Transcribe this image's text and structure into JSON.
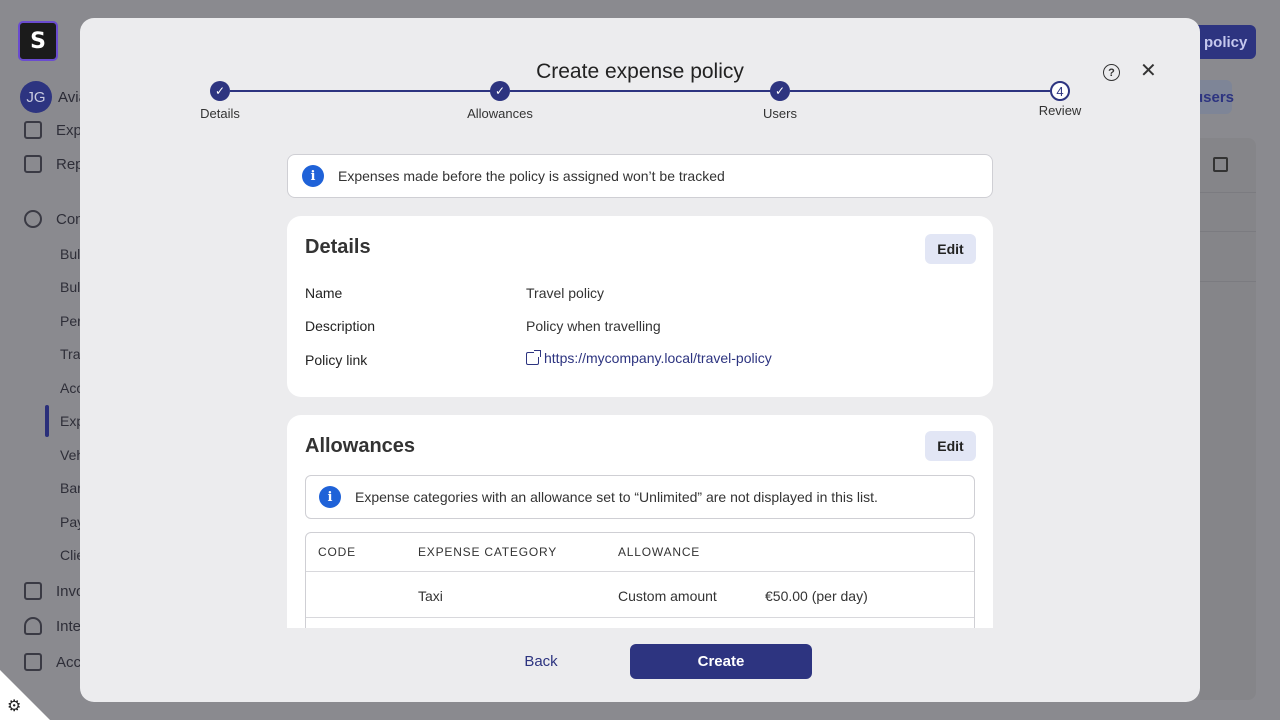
{
  "background": {
    "logo_letter": "S",
    "avatar_initials": "JG",
    "user_name": "Avia",
    "nav": [
      {
        "label": "Exp",
        "icon": "receipt-icon"
      },
      {
        "label": "Rep",
        "icon": "report-icon"
      },
      {
        "label": "Con",
        "icon": "gear-icon"
      },
      {
        "label": "Invo",
        "icon": "invoice-icon"
      },
      {
        "label": "Inte",
        "icon": "plug-icon"
      },
      {
        "label": "Acc",
        "icon": "building-icon"
      }
    ],
    "sub_nav": [
      "Bul",
      "Bul",
      "Per",
      "Tra",
      "Acc",
      "Exp",
      "Veh",
      "Bar",
      "Pay",
      "Clie"
    ],
    "top_button": "policy",
    "secondary_button": "users"
  },
  "modal": {
    "title": "Create expense policy",
    "help_symbol": "?",
    "close_symbol": "✕",
    "steps": [
      {
        "label": "Details",
        "state": "done",
        "symbol": "✓"
      },
      {
        "label": "Allowances",
        "state": "done",
        "symbol": "✓"
      },
      {
        "label": "Users",
        "state": "done",
        "symbol": "✓"
      },
      {
        "label": "Review",
        "state": "current",
        "symbol": "4"
      }
    ],
    "notice": "Expenses made before the policy is assigned won’t be tracked",
    "details": {
      "title": "Details",
      "edit_label": "Edit",
      "rows": [
        {
          "label": "Name",
          "value": "Travel policy"
        },
        {
          "label": "Description",
          "value": "Policy when travelling"
        },
        {
          "label": "Policy link",
          "value": "https://mycompany.local/travel-policy"
        }
      ]
    },
    "allowances": {
      "title": "Allowances",
      "edit_label": "Edit",
      "notice": "Expense categories with an allowance set to “Unlimited” are not displayed in this list.",
      "columns": [
        "CODE",
        "EXPENSE CATEGORY",
        "ALLOWANCE"
      ],
      "rows": [
        {
          "code": "",
          "category": "Taxi",
          "allowance_type": "Custom amount",
          "amount": "€50.00 (per day)"
        }
      ]
    },
    "footer": {
      "back_label": "Back",
      "create_label": "Create"
    }
  },
  "colors": {
    "primary": "#2d3480",
    "info": "#1f62d8",
    "edit_bg": "#e2e6f5"
  }
}
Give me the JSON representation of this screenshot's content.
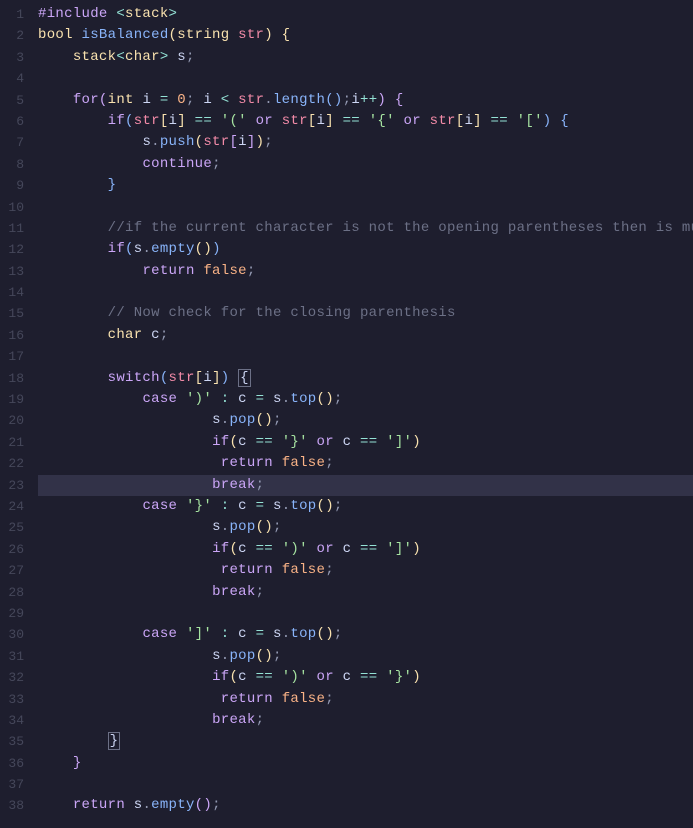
=====
■ **Instruction**
None of the pictures should appear; repeat the records exactly otherwise.

■ **The answer**
Transcribe this image's text and structure into JSON.
{
  "background": {
    "logo_letter": "S",
    "avatar_initials": "JG",
    "user_name": "Avia",
    "nav": [
      {
        "label": "Exp",
        "icon": "receipt-icon"
      },
      {
        "label": "Rep",
        "icon": "report-icon"
      },
      {
        "label": "Con",
        "icon": "gear-icon"
      },
      {
        "label": "Invo",
        "icon": "invoice-icon"
      },
      {
        "label": "Inte",
        "icon": "plug-icon"
      },
      {
        "label": "Acc",
        "icon": "building-icon"
      }
    ],
    "sub_nav": [
      "Bul",
      "Bul",
      "Per",
      "Tra",
      "Acc",
      "Exp",
      "Veh",
      "Bar",
      "Pay",
      "Clie"
    ],
    "top_button": "policy",
    "secondary_button": "users"
  },
  "modal": {
    "title": "Create expense policy",
    "help_symbol": "?",
    "close_symbol": "✕",
    "steps": [
      {
        "label": "Details",
        "state": "done",
        "symbol": "✓"
      },
      {
        "label": "Allowances",
        "state": "done",
        "symbol": "✓"
      },
      {
        "label": "Users",
        "state": "done",
        "symbol": "✓"
      },
      {
        "label": "Review",
        "state": "current",
        "symbol": "4"
      }
    ],
    "notice": "Expenses made before the policy is assigned won’t be tracked",
    "details": {
      "title": "Details",
      "edit_label": "Edit",
      "rows": [
        {
          "label": "Name",
          "value": "Travel policy"
        },
        {
          "label": "Description",
          "value": "Policy when travelling"
        },
        {
          "label": "Policy link",
          "value": "https://mycompany.local/travel-policy"
        }
      ]
    },
    "allowances": {
      "title": "Allowances",
      "edit_label": "Edit",
      "notice": "Expense categories with an allowance set to “Unlimited” are not displayed in this list.",
      "columns": [
        "CODE",
        "EXPENSE CATEGORY",
        "ALLOWANCE"
      ],
      "rows": [
        {
          "code": "",
          "category": "Taxi",
          "allowance_type": "Custom amount",
          "amount": "€50.00 (per day)"
        }
      ]
    },
    "footer": {
      "back_label": "Back",
      "create_label": "Create"
    }
  },
  "colors": {
    "primary": "#2d3480",
    "info": "#1f62d8",
    "edit_bg": "#e2e6f5"
  }
}
Give me the JSON representation of this screenshot's content.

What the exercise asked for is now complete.